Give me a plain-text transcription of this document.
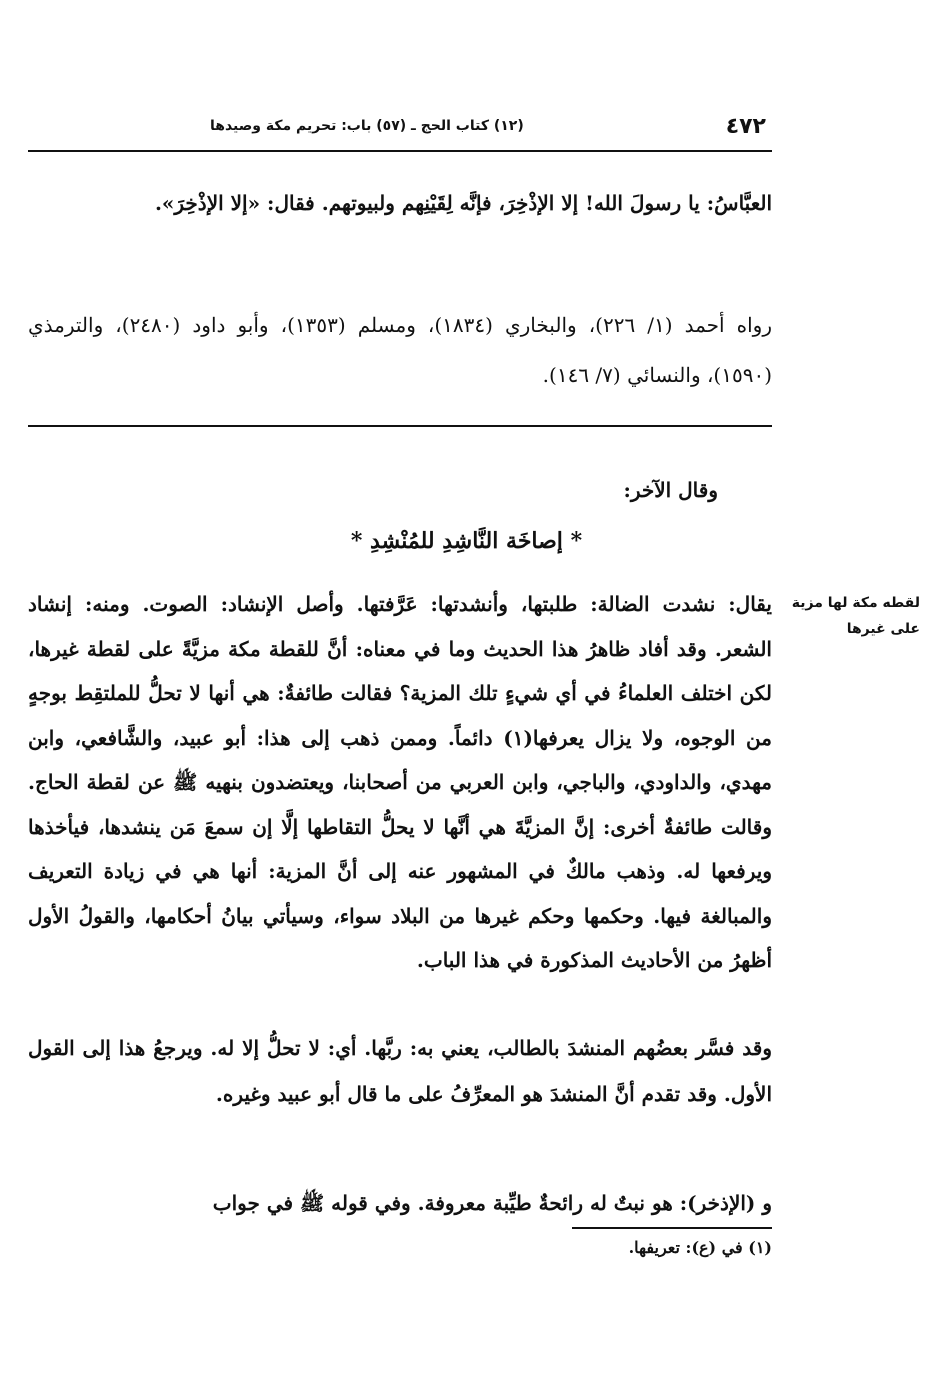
٤٧٢
(١٢) كتاب الحج ـ (٥٧) باب: تحريم مكة وصيدها
العبَّاسُ: يا رسولَ الله! إلا الإذْخِرَ، فإنَّه لِقَيْنِهم ولبيوتهم. فقال: «إلا الإذْخِرَ».
رواه أحمد (١/ ٢٢٦)، والبخاري (١٨٣٤)، ومسلم (١٣٥٣)، وأبو داود (٢٤٨٠)، والترمذي (١٥٩٠)، والنسائي (٧/ ١٤٦).
وقال الآخر:
* إصاخَة النَّاشِدِ للمُنْشِدِ *
لقطه مكة لها مزية على غيرها
يقال: نشدت الضالة: طلبتها، وأنشدتها: عَرَّفتها. وأصل الإنشاد: الصوت. ومنه: إنشاد الشعر. وقد أفاد ظاهرُ هذا الحديث وما في معناه: أنَّ للقطة مكة مزيَّةً على لقطة غيرها، لكن اختلف العلماءُ في أي شيءٍ تلك المزية؟ فقالت طائفةٌ: هي أنها لا تحلُّ للملتقِط بوجهٍ من الوجوه، ولا يزال يعرفها(١) دائماً. وممن ذهب إلى هذا: أبو عبيد، والشَّافعي، وابن مهدي، والداودي، والباجي، وابن العربي من أصحابنا، ويعتضدون بنهيه ﷺ عن لقطة الحاج. وقالت طائفةٌ أخرى: إنَّ المزيَّةَ هي أنَّها لا يحلُّ التقاطها إلَّا إن سمعَ مَن ينشدها، فيأخذها ويرفعها له. وذهب مالكٌ في المشهور عنه إلى أنَّ المزية: أنها هي في زيادة التعريف والمبالغة فيها. وحكمها وحكم غيرها من البلاد سواء، وسيأتي بيانُ أحكامها، والقولُ الأول أظهرُ من الأحاديث المذكورة في هذا الباب.
وقد فسَّر بعضُهم المنشدَ بالطالب، يعني به: ربَّها. أي: لا تحلُّ إلا له. ويرجعُ هذا إلى القول الأول. وقد تقدم أنَّ المنشدَ هو المعرِّفُ على ما قال أبو عبيد وغيره.
و (الإذخر): هو نبتٌ له رائحةٌ طيِّبة معروفة. وفي قوله ﷺ في جواب
(١) في (ع): تعريفها.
::::
Make an exact copy of all entries above, dropping the images.

Give me a plain-text transcription of this document.
٤٧٢
(١٢) كتاب الحج ـ (٥٧) باب: تحريم مكة وصيدها
العبَّاسُ: يا رسولَ الله! إلا الإذْخِرَ، فإنَّه لِقَيْنِهم ولبيوتهم. فقال: «إلا الإذْخِرَ».
رواه أحمد (١/ ٢٢٦)، والبخاري (١٨٣٤)، ومسلم (١٣٥٣)، وأبو داود (٢٤٨٠)، والترمذي (١٥٩٠)، والنسائي (٧/ ١٤٦).
وقال الآخر:
* إصاخَة النَّاشِدِ للمُنْشِدِ *
لقطه مكة لها مزية على غيرها
يقال: نشدت الضالة: طلبتها، وأنشدتها: عَرَّفتها. وأصل الإنشاد: الصوت. ومنه: إنشاد الشعر. وقد أفاد ظاهرُ هذا الحديث وما في معناه: أنَّ للقطة مكة مزيَّةً على لقطة غيرها، لكن اختلف العلماءُ في أي شيءٍ تلك المزية؟ فقالت طائفةٌ: هي أنها لا تحلُّ للملتقِط بوجهٍ من الوجوه، ولا يزال يعرفها(١) دائماً. وممن ذهب إلى هذا: أبو عبيد، والشَّافعي، وابن مهدي، والداودي، والباجي، وابن العربي من أصحابنا، ويعتضدون بنهيه ﷺ عن لقطة الحاج. وقالت طائفةٌ أخرى: إنَّ المزيَّةَ هي أنَّها لا يحلُّ التقاطها إلَّا إن سمعَ مَن ينشدها، فيأخذها ويرفعها له. وذهب مالكٌ في المشهور عنه إلى أنَّ المزية: أنها هي في زيادة التعريف والمبالغة فيها. وحكمها وحكم غيرها من البلاد سواء، وسيأتي بيانُ أحكامها، والقولُ الأول أظهرُ من الأحاديث المذكورة في هذا الباب.
وقد فسَّر بعضُهم المنشدَ بالطالب، يعني به: ربَّها. أي: لا تحلُّ إلا له. ويرجعُ هذا إلى القول الأول. وقد تقدم أنَّ المنشدَ هو المعرِّفُ على ما قال أبو عبيد وغيره.
و (الإذخر): هو نبتٌ له رائحةٌ طيِّبة معروفة. وفي قوله ﷺ في جواب
(١) في (ع): تعريفها.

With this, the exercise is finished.